**RECORDS FOR THE TASK:**
* begin *

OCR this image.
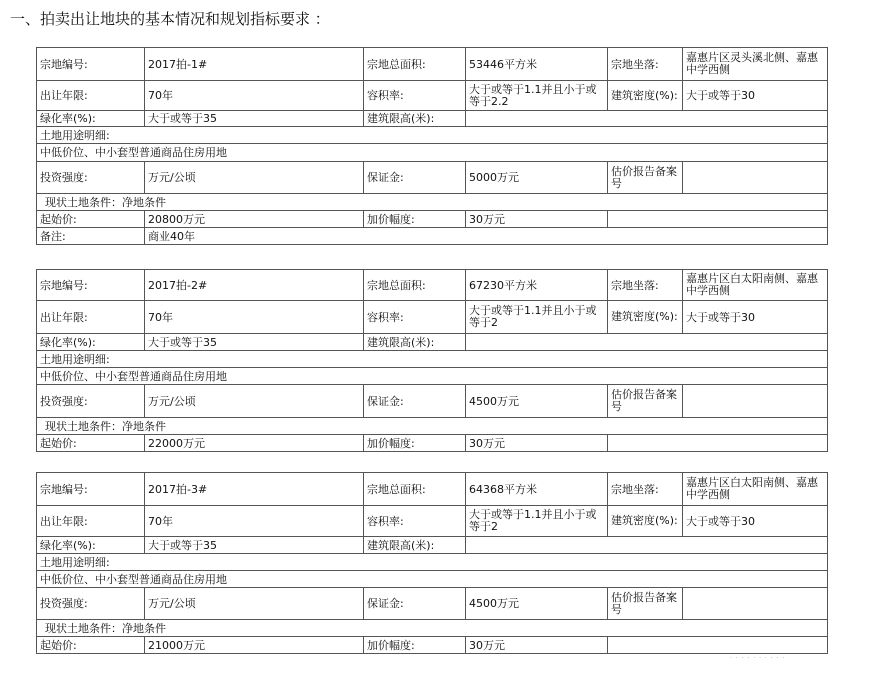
一、拍卖出让地块的基本情况和规划指标要求 ：
宗地编号:	2017拍-1#	宗地总面积:	53446平方米	宗地坐落:	嘉惠片区灵头溪北侧、嘉惠中学西侧
出让年限:	70年	容积率:	大于或等于1.1并且小于或等于2.2	建筑密度(%):	大于或等于30
绿化率(%):	大于或等于35	建筑限高(米):			
土地用途明细:					
中低价位、中小套型普通商品住房用地					
投资强度:	万元/公顷	保证金:	5000万元	估价报告备案号	
现状土地条件：净地条件					
起始价:	20800万元	加价幅度:	30万元		
备注:	商业40年				
宗地编号:	2017拍-2#	宗地总面积:	67230平方米	宗地坐落:	嘉惠片区白太阳南侧、嘉惠中学西侧
出让年限:	70年	容积率:	大于或等于1.1并且小于或等于2	建筑密度(%):	大于或等于30
绿化率(%):	大于或等于35	建筑限高(米):			
土地用途明细:					
中低价位、中小套型普通商品住房用地					
投资强度:	万元/公顷	保证金:	4500万元	估价报告备案号	
现状土地条件：净地条件					
起始价:	22000万元	加价幅度:	30万元		
宗地编号:	2017拍-3#	宗地总面积:	64368平方米	宗地坐落:	嘉惠片区白太阳南侧、嘉惠中学西侧
出让年限:	70年	容积率:	大于或等于1.1并且小于或等于2	建筑密度(%):	大于或等于30
绿化率(%):	大于或等于35	建筑限高(米):			
土地用途明细:					
中低价位、中小套型普通商品住房用地					
投资强度:	万元/公顷	保证金:	4500万元	估价报告备案号	
现状土地条件：净地条件					
起始价:	21000万元	加价幅度:	30万元		
· · · · · · · · · ·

* end *

**GIVEN PROBLEM:**
The listing above needs to be output again exactly. Don't include the pictures.

**THE SOLUTION:**
OCR this image.
一、拍卖出让地块的基本情况和规划指标要求 ：
宗地编号:	2017拍-1#	宗地总面积:	53446平方米	宗地坐落:	嘉惠片区灵头溪北侧、嘉惠中学西侧
出让年限:	70年	容积率:	大于或等于1.1并且小于或等于2.2	建筑密度(%):	大于或等于30
绿化率(%):	大于或等于35	建筑限高(米):			
土地用途明细:					
中低价位、中小套型普通商品住房用地					
投资强度:	万元/公顷	保证金:	5000万元	估价报告备案号	
现状土地条件：净地条件					
起始价:	20800万元	加价幅度:	30万元		
备注:	商业40年				
宗地编号:	2017拍-2#	宗地总面积:	67230平方米	宗地坐落:	嘉惠片区白太阳南侧、嘉惠中学西侧
出让年限:	70年	容积率:	大于或等于1.1并且小于或等于2	建筑密度(%):	大于或等于30
绿化率(%):	大于或等于35	建筑限高(米):			
土地用途明细:					
中低价位、中小套型普通商品住房用地					
投资强度:	万元/公顷	保证金:	4500万元	估价报告备案号	
现状土地条件：净地条件					
起始价:	22000万元	加价幅度:	30万元		
宗地编号:	2017拍-3#	宗地总面积:	64368平方米	宗地坐落:	嘉惠片区白太阳南侧、嘉惠中学西侧
出让年限:	70年	容积率:	大于或等于1.1并且小于或等于2	建筑密度(%):	大于或等于30
绿化率(%):	大于或等于35	建筑限高(米):			
土地用途明细:					
中低价位、中小套型普通商品住房用地					
投资强度:	万元/公顷	保证金:	4500万元	估价报告备案号	
现状土地条件：净地条件					
起始价:	21000万元	加价幅度:	30万元		
· · · · · · · · · ·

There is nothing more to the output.